_Task brief_.
Collect all lines from the records below that include the word "text".

_Exercise material_.

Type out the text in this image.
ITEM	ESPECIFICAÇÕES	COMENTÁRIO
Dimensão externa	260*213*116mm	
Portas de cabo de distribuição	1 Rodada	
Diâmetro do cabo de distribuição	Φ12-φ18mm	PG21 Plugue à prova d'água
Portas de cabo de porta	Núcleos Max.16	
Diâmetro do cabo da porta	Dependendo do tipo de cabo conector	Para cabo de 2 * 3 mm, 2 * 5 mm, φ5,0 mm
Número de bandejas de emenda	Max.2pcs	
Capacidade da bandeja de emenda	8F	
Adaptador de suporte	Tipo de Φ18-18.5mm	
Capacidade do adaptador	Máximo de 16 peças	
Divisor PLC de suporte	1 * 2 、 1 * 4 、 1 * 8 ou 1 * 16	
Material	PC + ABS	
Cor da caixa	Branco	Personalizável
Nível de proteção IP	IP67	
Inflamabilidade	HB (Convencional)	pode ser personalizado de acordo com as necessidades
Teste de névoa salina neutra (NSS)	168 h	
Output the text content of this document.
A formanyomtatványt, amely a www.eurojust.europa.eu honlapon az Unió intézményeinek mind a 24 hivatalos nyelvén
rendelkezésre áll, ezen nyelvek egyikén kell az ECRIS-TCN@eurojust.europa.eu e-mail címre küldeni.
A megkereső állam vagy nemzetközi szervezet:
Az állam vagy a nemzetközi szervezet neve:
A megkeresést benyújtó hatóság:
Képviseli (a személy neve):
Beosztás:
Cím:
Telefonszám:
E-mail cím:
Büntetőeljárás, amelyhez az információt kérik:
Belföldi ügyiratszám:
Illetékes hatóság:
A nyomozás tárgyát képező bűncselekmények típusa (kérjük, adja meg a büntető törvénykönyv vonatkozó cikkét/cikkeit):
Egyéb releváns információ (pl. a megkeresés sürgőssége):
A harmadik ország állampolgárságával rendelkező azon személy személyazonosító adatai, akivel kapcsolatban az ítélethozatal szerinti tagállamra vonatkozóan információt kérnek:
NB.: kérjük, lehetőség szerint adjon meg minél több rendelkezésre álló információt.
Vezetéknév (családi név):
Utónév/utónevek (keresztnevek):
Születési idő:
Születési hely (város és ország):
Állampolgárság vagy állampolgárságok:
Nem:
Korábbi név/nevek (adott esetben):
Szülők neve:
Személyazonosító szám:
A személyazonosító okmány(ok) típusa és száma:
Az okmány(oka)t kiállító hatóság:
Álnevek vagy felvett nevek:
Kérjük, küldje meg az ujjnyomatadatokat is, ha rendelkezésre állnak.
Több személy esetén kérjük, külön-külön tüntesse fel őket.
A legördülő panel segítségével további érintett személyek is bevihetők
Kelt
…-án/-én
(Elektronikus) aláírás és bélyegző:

_Solved problem_.
Type out the text in this image.
Output the text content of this document.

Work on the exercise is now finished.